Find the lines with "xlabel" in them and copy them out.

[start of Records for this task]

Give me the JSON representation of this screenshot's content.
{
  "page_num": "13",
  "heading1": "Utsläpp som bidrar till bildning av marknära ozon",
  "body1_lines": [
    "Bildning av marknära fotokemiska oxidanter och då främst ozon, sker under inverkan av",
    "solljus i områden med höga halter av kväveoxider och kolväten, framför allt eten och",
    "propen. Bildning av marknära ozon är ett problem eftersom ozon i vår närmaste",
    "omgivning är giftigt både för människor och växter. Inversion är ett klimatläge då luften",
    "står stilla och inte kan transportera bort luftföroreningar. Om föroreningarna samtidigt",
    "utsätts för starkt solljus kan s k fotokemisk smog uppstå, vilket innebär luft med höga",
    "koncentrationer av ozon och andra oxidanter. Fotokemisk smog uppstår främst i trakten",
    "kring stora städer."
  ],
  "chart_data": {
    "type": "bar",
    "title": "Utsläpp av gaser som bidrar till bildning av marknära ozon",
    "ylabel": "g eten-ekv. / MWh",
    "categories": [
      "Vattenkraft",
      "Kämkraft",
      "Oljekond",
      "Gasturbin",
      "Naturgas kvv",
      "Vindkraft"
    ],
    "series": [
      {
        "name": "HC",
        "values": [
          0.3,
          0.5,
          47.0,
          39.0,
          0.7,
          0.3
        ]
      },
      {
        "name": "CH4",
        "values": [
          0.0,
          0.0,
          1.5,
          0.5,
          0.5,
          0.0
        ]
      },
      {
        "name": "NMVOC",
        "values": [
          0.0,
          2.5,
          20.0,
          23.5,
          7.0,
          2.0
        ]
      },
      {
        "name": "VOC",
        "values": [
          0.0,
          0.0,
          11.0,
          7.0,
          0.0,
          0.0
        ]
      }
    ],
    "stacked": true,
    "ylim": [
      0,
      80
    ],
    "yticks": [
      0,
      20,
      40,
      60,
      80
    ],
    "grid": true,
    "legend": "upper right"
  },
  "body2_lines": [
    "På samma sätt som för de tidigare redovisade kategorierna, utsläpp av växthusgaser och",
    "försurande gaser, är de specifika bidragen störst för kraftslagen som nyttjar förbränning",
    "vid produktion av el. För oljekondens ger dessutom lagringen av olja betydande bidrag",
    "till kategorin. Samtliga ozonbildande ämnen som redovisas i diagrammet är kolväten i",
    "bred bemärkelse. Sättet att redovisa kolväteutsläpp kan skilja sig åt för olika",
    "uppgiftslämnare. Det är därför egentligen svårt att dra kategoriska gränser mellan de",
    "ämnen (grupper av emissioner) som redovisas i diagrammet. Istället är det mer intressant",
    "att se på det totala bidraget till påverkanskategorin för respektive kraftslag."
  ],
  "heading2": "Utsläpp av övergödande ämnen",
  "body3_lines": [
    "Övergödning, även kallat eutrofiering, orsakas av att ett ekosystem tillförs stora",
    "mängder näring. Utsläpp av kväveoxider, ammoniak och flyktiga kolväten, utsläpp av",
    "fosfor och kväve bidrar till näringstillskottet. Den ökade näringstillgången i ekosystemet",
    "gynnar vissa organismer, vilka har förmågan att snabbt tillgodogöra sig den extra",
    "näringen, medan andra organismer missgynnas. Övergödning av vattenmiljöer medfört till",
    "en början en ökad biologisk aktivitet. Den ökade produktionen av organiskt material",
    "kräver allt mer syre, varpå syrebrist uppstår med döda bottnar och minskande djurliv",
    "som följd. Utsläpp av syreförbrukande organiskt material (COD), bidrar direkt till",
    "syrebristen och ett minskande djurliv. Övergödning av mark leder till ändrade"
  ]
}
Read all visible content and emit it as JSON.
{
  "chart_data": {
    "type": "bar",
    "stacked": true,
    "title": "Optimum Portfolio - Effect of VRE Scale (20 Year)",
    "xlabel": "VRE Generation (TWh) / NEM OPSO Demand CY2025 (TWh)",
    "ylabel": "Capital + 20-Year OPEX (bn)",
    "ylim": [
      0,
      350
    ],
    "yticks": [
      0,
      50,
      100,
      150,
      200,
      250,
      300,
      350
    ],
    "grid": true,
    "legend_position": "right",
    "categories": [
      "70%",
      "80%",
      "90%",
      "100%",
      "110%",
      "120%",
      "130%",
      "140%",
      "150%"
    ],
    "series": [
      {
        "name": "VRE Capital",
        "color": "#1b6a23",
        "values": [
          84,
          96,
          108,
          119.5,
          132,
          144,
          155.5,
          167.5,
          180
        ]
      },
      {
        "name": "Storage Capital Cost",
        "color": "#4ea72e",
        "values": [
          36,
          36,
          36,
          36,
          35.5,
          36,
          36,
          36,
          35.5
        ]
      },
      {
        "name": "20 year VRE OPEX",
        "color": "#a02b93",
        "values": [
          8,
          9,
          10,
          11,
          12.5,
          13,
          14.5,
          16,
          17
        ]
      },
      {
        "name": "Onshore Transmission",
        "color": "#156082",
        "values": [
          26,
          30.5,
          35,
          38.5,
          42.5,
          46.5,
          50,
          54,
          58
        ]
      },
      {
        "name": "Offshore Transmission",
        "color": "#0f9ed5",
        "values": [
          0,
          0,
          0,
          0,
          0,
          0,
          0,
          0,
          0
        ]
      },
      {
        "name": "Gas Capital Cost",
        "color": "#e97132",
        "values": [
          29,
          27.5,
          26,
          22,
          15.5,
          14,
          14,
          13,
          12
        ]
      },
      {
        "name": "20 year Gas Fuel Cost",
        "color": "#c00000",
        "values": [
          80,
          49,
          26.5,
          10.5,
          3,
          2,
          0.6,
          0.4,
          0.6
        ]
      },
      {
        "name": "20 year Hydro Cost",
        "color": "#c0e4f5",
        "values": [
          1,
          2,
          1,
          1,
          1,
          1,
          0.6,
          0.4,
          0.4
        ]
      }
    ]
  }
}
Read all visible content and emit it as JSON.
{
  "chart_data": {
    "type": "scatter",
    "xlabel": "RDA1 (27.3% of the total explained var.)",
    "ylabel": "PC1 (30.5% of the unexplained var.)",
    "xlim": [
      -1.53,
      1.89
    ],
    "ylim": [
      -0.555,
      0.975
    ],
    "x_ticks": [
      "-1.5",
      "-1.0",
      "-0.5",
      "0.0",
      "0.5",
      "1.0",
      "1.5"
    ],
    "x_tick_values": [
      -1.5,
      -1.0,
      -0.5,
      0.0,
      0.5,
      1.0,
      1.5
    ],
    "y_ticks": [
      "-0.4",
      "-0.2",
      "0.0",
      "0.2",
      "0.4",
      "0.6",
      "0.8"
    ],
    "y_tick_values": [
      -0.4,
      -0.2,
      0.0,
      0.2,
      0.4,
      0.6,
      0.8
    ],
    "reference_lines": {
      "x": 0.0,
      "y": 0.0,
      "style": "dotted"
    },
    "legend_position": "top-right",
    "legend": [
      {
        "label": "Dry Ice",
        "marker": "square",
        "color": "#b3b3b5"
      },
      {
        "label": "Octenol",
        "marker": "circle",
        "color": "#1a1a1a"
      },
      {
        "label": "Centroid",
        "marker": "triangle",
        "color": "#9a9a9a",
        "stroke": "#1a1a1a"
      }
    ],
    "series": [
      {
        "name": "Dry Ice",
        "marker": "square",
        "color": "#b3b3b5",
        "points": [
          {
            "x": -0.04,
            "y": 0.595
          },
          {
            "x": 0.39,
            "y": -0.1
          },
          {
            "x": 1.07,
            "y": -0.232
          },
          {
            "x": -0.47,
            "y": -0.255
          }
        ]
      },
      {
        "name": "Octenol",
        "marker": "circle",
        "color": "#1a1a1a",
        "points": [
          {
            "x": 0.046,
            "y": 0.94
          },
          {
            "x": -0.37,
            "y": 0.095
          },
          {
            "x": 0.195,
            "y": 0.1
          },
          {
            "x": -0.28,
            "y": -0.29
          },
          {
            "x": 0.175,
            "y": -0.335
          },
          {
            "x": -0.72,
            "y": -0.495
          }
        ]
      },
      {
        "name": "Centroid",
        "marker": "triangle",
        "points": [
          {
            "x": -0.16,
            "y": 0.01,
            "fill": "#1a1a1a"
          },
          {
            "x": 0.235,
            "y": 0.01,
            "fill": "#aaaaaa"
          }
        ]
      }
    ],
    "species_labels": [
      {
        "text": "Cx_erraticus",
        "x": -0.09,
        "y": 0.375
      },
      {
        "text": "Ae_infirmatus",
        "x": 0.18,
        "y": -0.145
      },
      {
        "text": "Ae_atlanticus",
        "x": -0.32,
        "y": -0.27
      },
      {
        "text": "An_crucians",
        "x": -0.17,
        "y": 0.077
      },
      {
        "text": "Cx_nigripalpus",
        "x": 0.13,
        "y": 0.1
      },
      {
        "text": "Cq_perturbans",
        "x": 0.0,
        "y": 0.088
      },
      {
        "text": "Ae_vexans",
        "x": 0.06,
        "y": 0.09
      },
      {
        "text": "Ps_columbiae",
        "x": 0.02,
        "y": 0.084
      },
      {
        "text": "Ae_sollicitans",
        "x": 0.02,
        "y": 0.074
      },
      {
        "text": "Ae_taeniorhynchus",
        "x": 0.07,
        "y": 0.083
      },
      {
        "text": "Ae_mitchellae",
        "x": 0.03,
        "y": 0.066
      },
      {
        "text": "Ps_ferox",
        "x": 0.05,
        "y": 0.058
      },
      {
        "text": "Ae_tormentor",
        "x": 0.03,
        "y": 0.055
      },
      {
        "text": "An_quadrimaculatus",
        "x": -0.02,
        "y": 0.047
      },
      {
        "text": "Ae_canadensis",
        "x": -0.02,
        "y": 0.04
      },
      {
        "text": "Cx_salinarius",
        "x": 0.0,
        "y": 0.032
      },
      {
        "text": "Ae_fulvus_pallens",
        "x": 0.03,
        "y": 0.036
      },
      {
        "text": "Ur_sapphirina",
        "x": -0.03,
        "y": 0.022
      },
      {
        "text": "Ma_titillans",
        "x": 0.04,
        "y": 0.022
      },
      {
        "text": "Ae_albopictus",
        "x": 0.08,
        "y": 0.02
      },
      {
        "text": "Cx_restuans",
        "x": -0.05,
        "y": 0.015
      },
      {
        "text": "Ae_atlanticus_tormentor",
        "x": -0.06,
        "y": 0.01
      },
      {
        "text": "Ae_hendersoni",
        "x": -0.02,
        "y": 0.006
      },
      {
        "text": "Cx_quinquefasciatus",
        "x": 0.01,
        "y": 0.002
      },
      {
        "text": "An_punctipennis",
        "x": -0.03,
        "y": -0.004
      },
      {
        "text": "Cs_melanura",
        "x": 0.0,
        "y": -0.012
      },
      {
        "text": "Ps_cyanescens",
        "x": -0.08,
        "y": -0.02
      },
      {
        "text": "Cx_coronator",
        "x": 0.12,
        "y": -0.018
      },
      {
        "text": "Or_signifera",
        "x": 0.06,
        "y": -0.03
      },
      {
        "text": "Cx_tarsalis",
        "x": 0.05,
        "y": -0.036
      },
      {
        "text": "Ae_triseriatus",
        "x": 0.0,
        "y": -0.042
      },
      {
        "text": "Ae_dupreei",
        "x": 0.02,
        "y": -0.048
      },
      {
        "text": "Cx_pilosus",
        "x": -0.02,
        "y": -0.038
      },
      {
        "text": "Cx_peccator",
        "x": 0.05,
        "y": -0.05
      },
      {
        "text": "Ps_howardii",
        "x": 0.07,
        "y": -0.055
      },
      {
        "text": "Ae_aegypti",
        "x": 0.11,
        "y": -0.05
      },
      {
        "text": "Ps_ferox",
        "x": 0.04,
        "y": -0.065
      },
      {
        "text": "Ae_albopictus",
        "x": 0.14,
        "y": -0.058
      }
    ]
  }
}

[end of Records for this task]

◆ **The result**:
    "xlabel": "VRE Generation (TWh) / NEM OPSO Demand CY2025 (TWh)",
    "xlabel": "RDA1 (27.3% of the total explained var.)",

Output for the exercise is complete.